#### Supplied material:
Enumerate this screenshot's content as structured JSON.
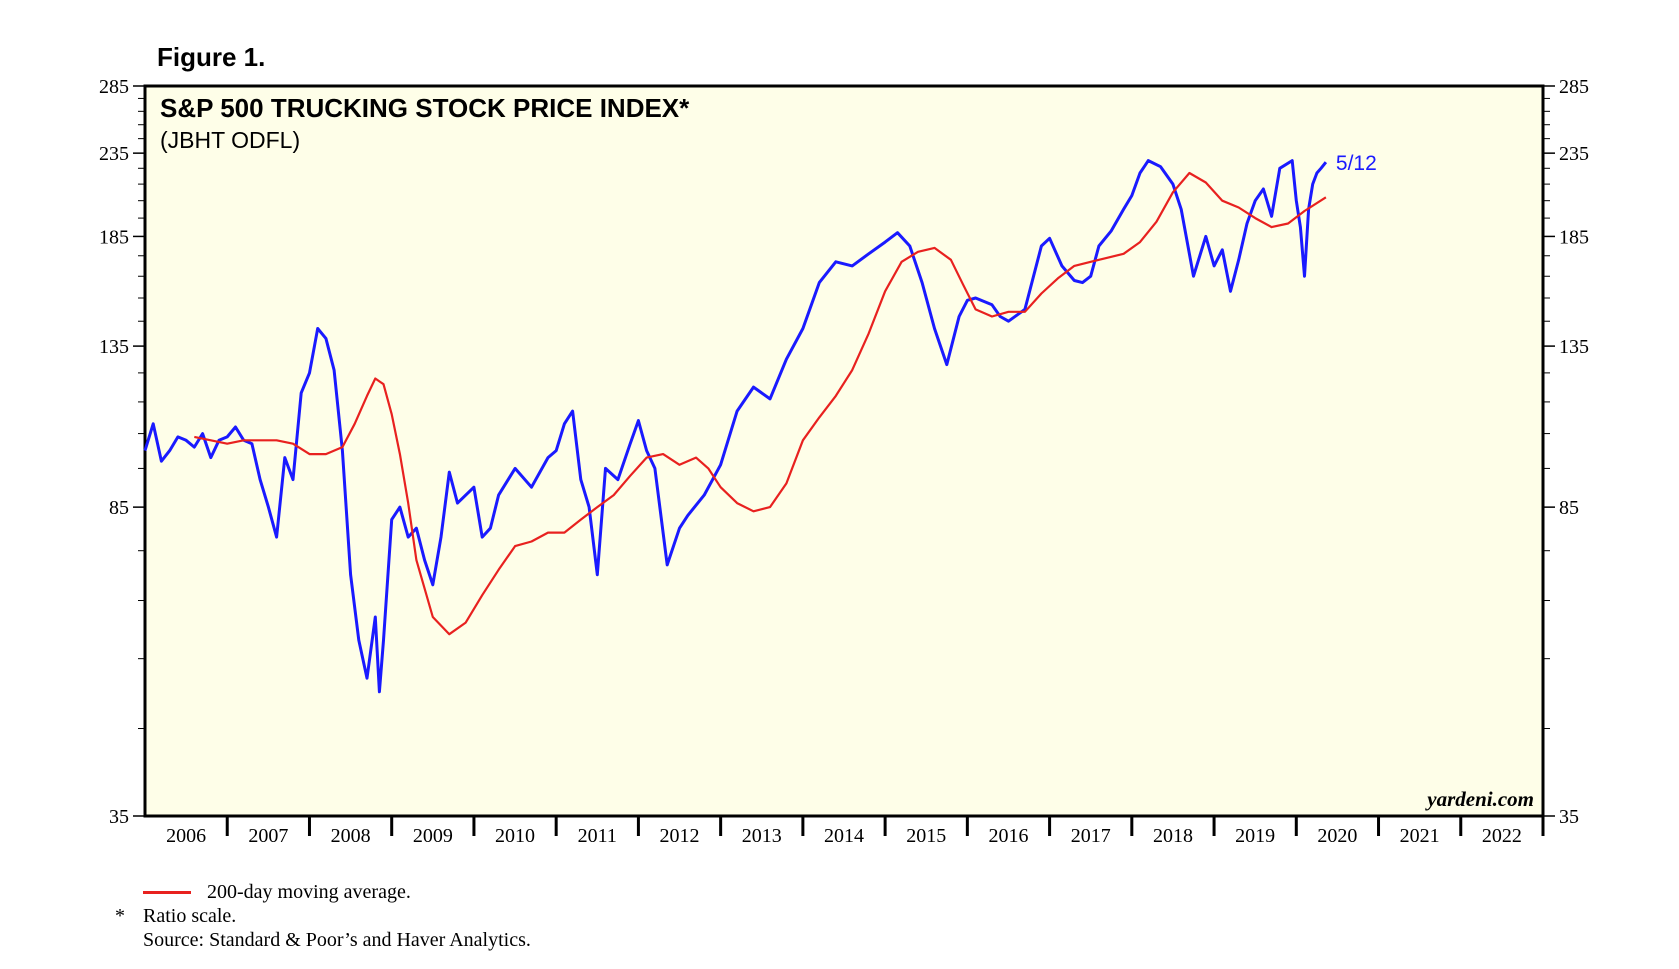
{
  "figure_label": "Figure 1.",
  "chart_data": {
    "type": "line",
    "title": "S&P 500 TRUCKING STOCK PRICE INDEX*",
    "subtitle": "(JBHT ODFL)",
    "y_scale": "log",
    "ylim": [
      35,
      285
    ],
    "y_ticks": [
      35,
      85,
      135,
      185,
      235,
      285
    ],
    "xlim": [
      2006,
      2023
    ],
    "x_ticks": [
      "2006",
      "2007",
      "2008",
      "2009",
      "2010",
      "2011",
      "2012",
      "2013",
      "2014",
      "2015",
      "2016",
      "2017",
      "2018",
      "2019",
      "2020",
      "2021",
      "2022"
    ],
    "grid": false,
    "background": "#fefee8",
    "last_date_label": "5/12",
    "watermark": "yardeni.com",
    "series": [
      {
        "name": "",
        "color": "#1a1aff",
        "x": [
          2006.0,
          2006.1,
          2006.2,
          2006.3,
          2006.4,
          2006.5,
          2006.6,
          2006.7,
          2006.8,
          2006.9,
          2007.0,
          2007.1,
          2007.2,
          2007.3,
          2007.4,
          2007.5,
          2007.6,
          2007.7,
          2007.8,
          2007.9,
          2008.0,
          2008.1,
          2008.2,
          2008.3,
          2008.4,
          2008.5,
          2008.6,
          2008.7,
          2008.8,
          2008.85,
          2008.9,
          2009.0,
          2009.1,
          2009.2,
          2009.3,
          2009.4,
          2009.5,
          2009.6,
          2009.7,
          2009.8,
          2010.0,
          2010.1,
          2010.2,
          2010.3,
          2010.5,
          2010.7,
          2010.9,
          2011.0,
          2011.1,
          2011.2,
          2011.3,
          2011.4,
          2011.5,
          2011.6,
          2011.75,
          2011.9,
          2012.0,
          2012.1,
          2012.2,
          2012.35,
          2012.5,
          2012.6,
          2012.8,
          2013.0,
          2013.2,
          2013.4,
          2013.6,
          2013.8,
          2014.0,
          2014.2,
          2014.4,
          2014.6,
          2014.8,
          2015.0,
          2015.15,
          2015.3,
          2015.45,
          2015.6,
          2015.75,
          2015.9,
          2016.0,
          2016.1,
          2016.3,
          2016.4,
          2016.5,
          2016.7,
          2016.9,
          2017.0,
          2017.15,
          2017.3,
          2017.4,
          2017.5,
          2017.6,
          2017.75,
          2017.9,
          2018.0,
          2018.1,
          2018.2,
          2018.35,
          2018.5,
          2018.6,
          2018.75,
          2018.9,
          2019.0,
          2019.1,
          2019.2,
          2019.3,
          2019.4,
          2019.5,
          2019.6,
          2019.7,
          2019.8,
          2019.95,
          2020.0,
          2020.05,
          2020.1,
          2020.15,
          2020.2,
          2020.25,
          2020.3,
          2020.36
        ],
        "values": [
          100,
          108,
          97,
          100,
          104,
          103,
          101,
          105,
          98,
          103,
          104,
          107,
          103,
          102,
          92,
          85,
          78,
          98,
          92,
          118,
          125,
          142,
          138,
          126,
          100,
          70,
          58,
          52,
          62,
          50,
          58,
          82,
          85,
          78,
          80,
          73,
          68,
          78,
          94,
          86,
          90,
          78,
          80,
          88,
          95,
          90,
          98,
          100,
          108,
          112,
          92,
          85,
          70,
          95,
          92,
          102,
          109,
          100,
          95,
          72,
          80,
          83,
          88,
          96,
          112,
          120,
          116,
          130,
          142,
          162,
          172,
          170,
          176,
          182,
          187,
          180,
          162,
          142,
          128,
          147,
          154,
          155,
          152,
          147,
          145,
          150,
          180,
          184,
          170,
          163,
          162,
          165,
          180,
          188,
          200,
          208,
          222,
          230,
          226,
          215,
          200,
          165,
          185,
          170,
          178,
          158,
          173,
          192,
          205,
          212,
          196,
          225,
          230,
          205,
          190,
          165,
          200,
          215,
          222,
          225,
          229
        ]
      },
      {
        "name": "200-day moving average.",
        "color": "#e8211f",
        "x": [
          2006.6,
          2006.8,
          2007.0,
          2007.2,
          2007.4,
          2007.6,
          2007.8,
          2008.0,
          2008.2,
          2008.4,
          2008.55,
          2008.7,
          2008.8,
          2008.9,
          2009.0,
          2009.1,
          2009.2,
          2009.3,
          2009.5,
          2009.7,
          2009.9,
          2010.1,
          2010.3,
          2010.5,
          2010.7,
          2010.9,
          2011.1,
          2011.3,
          2011.5,
          2011.7,
          2011.9,
          2012.1,
          2012.3,
          2012.5,
          2012.7,
          2012.85,
          2013.0,
          2013.2,
          2013.4,
          2013.6,
          2013.8,
          2014.0,
          2014.2,
          2014.4,
          2014.6,
          2014.8,
          2015.0,
          2015.2,
          2015.4,
          2015.6,
          2015.8,
          2015.95,
          2016.1,
          2016.3,
          2016.5,
          2016.7,
          2016.9,
          2017.1,
          2017.3,
          2017.5,
          2017.7,
          2017.9,
          2018.1,
          2018.3,
          2018.5,
          2018.7,
          2018.9,
          2019.1,
          2019.3,
          2019.5,
          2019.7,
          2019.9,
          2020.1,
          2020.36
        ],
        "values": [
          104,
          103,
          102,
          103,
          103,
          103,
          102,
          99,
          99,
          101,
          108,
          117,
          123,
          121,
          111,
          99,
          86,
          73,
          62,
          59,
          61,
          66,
          71,
          76,
          77,
          79,
          79,
          82,
          85,
          88,
          93,
          98,
          99,
          96,
          98,
          95,
          90,
          86,
          84,
          85,
          91,
          103,
          110,
          117,
          126,
          140,
          158,
          172,
          177,
          179,
          173,
          161,
          150,
          147,
          149,
          149,
          157,
          164,
          170,
          172,
          174,
          176,
          182,
          193,
          210,
          222,
          216,
          205,
          201,
          195,
          190,
          192,
          199,
          207
        ]
      }
    ]
  },
  "footer": {
    "legend_label": "200-day moving average.",
    "note_marker": "*",
    "note_text": "Ratio scale.",
    "source": "Source: Standard & Poor’s and Haver Analytics."
  }
}
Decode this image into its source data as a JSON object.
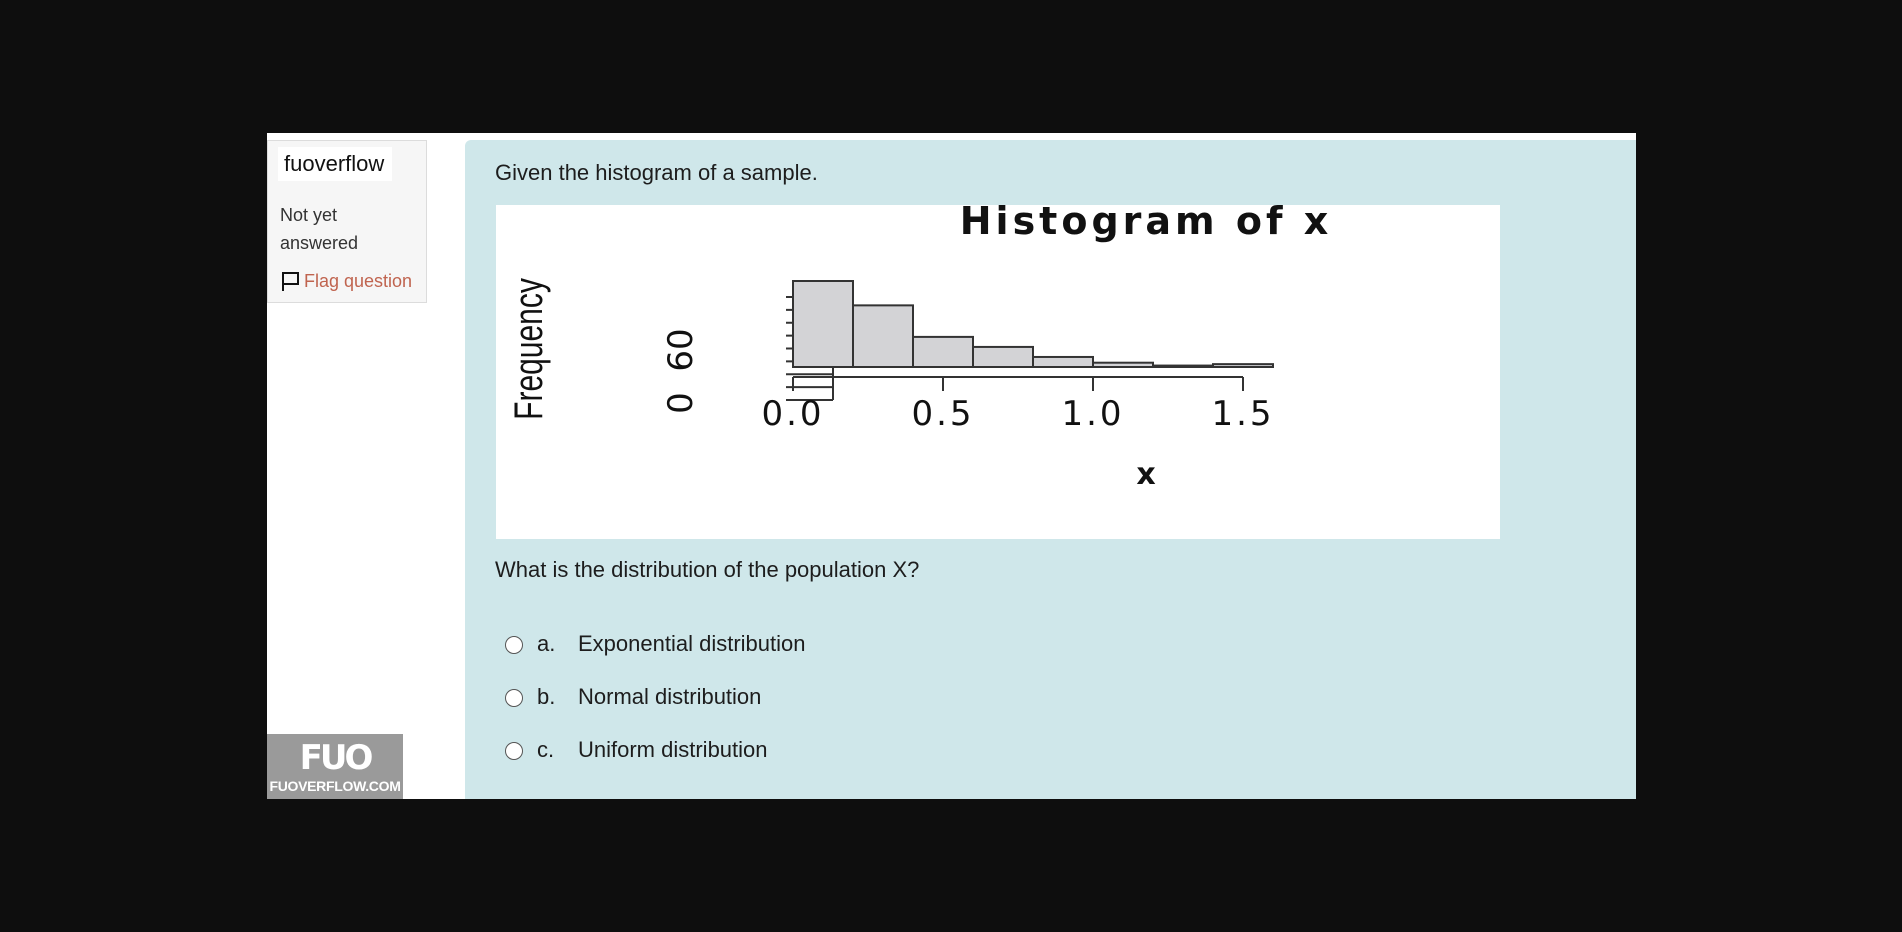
{
  "sidebar": {
    "site_name": "fuoverflow",
    "state": "Not yet answered",
    "flag_label": "Flag question",
    "logo_mark": "FUO",
    "logo_url": "FUOVERFLOW.COM"
  },
  "question": {
    "intro": "Given the histogram of a sample.",
    "prompt": "What is the distribution of the population X?",
    "answers": [
      {
        "letter": "a.",
        "text": "Exponential distribution"
      },
      {
        "letter": "b.",
        "text": "Normal distribution"
      },
      {
        "letter": "c.",
        "text": "Uniform distribution"
      }
    ]
  },
  "chart_data": {
    "type": "bar",
    "title": "Histogram of x",
    "xlabel": "x",
    "ylabel": "Frequency",
    "bin_edges": [
      0.0,
      0.2,
      0.4,
      0.6,
      0.8,
      1.0,
      1.2,
      1.4,
      1.6
    ],
    "values": [
      60,
      43,
      21,
      14,
      7,
      3,
      1,
      2
    ],
    "xticks": [
      "0.0",
      "0.5",
      "1.0",
      "1.5"
    ],
    "yticks": [
      "0",
      "60"
    ],
    "xlim": [
      0.0,
      1.6
    ],
    "ylim": [
      0,
      60
    ],
    "bar_color": "#d3d3d6",
    "grid": false
  }
}
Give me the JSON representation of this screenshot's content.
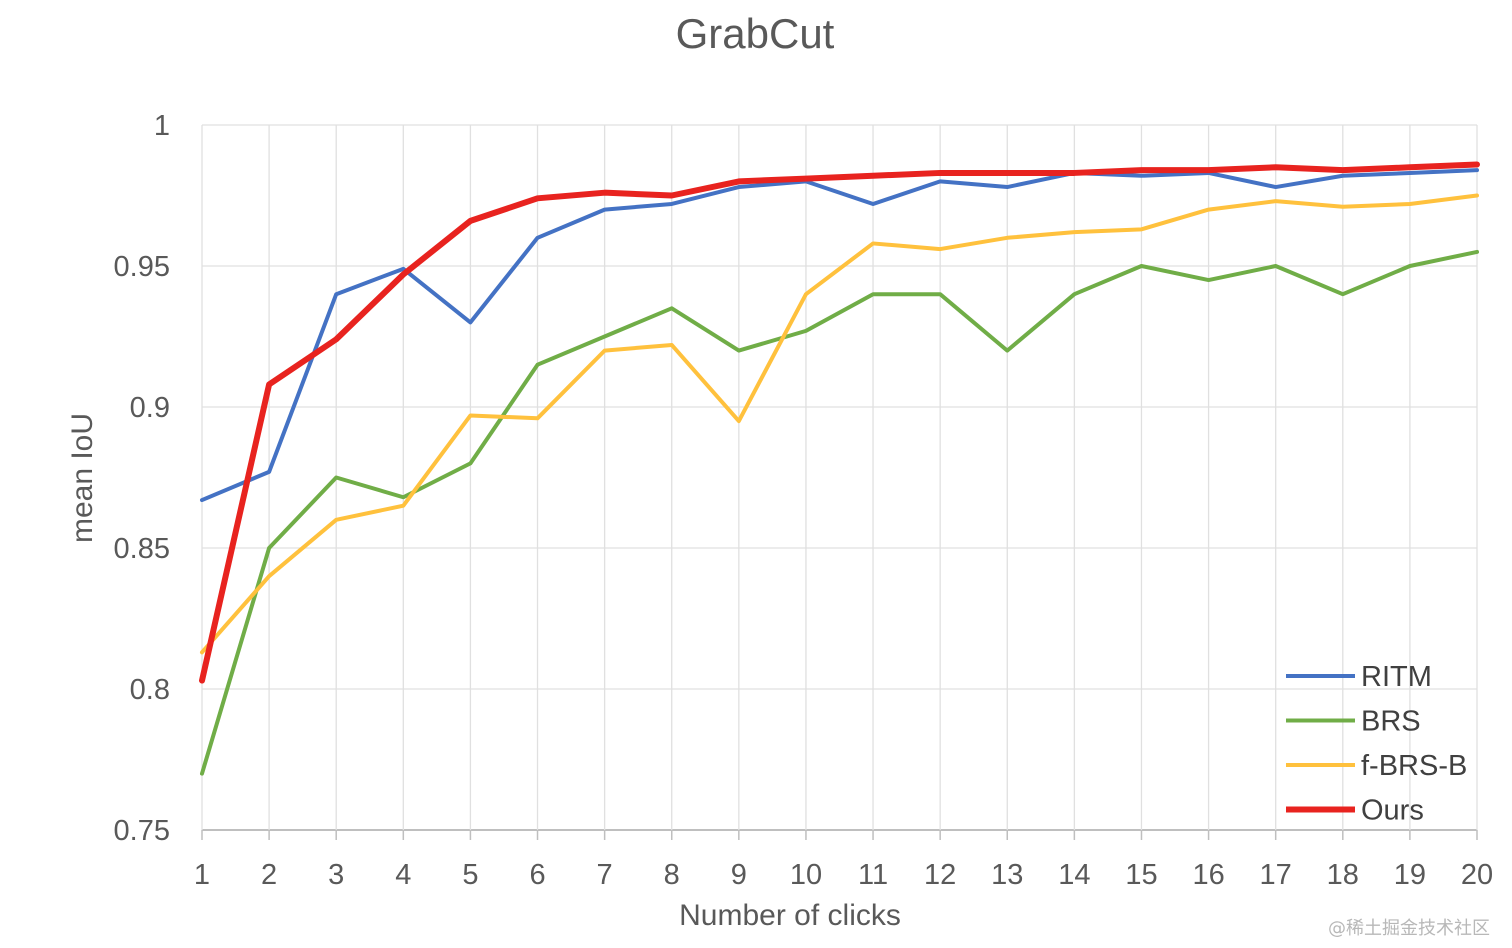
{
  "chart_data": {
    "type": "line",
    "title": "GrabCut",
    "xlabel": "Number of clicks",
    "ylabel": "mean IoU",
    "x": [
      1,
      2,
      3,
      4,
      5,
      6,
      7,
      8,
      9,
      10,
      11,
      12,
      13,
      14,
      15,
      16,
      17,
      18,
      19,
      20
    ],
    "ylim": [
      0.75,
      1
    ],
    "y_ticks": [
      "0.75",
      "0.8",
      "0.85",
      "0.9",
      "0.95",
      "1"
    ],
    "grid": true,
    "legend_position": "bottom-right",
    "series": [
      {
        "name": "RITM",
        "color": "#4472C4",
        "values": [
          0.867,
          0.877,
          0.94,
          0.949,
          0.93,
          0.96,
          0.97,
          0.972,
          0.978,
          0.98,
          0.972,
          0.98,
          0.978,
          0.983,
          0.982,
          0.983,
          0.978,
          0.982,
          0.983,
          0.984
        ]
      },
      {
        "name": "BRS",
        "color": "#70AD47",
        "values": [
          0.77,
          0.85,
          0.875,
          0.868,
          0.88,
          0.915,
          0.925,
          0.935,
          0.92,
          0.927,
          0.94,
          0.94,
          0.92,
          0.94,
          0.95,
          0.945,
          0.95,
          0.94,
          0.95,
          0.955
        ]
      },
      {
        "name": "f-BRS-B",
        "color": "#FFC13D",
        "values": [
          0.813,
          0.84,
          0.86,
          0.865,
          0.897,
          0.896,
          0.92,
          0.922,
          0.895,
          0.94,
          0.958,
          0.956,
          0.96,
          0.962,
          0.963,
          0.97,
          0.973,
          0.971,
          0.972,
          0.975
        ]
      },
      {
        "name": "Ours",
        "color": "#E8231F",
        "values": [
          0.803,
          0.908,
          0.924,
          0.947,
          0.966,
          0.974,
          0.976,
          0.975,
          0.98,
          0.981,
          0.982,
          0.983,
          0.983,
          0.983,
          0.984,
          0.984,
          0.985,
          0.984,
          0.985,
          0.986
        ]
      }
    ]
  },
  "watermark": "@稀土掘金技术社区"
}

#### What you should do:
From the data above, work out how many lines contain the string "distribution" and reply with only the number.

#### Task solution:
4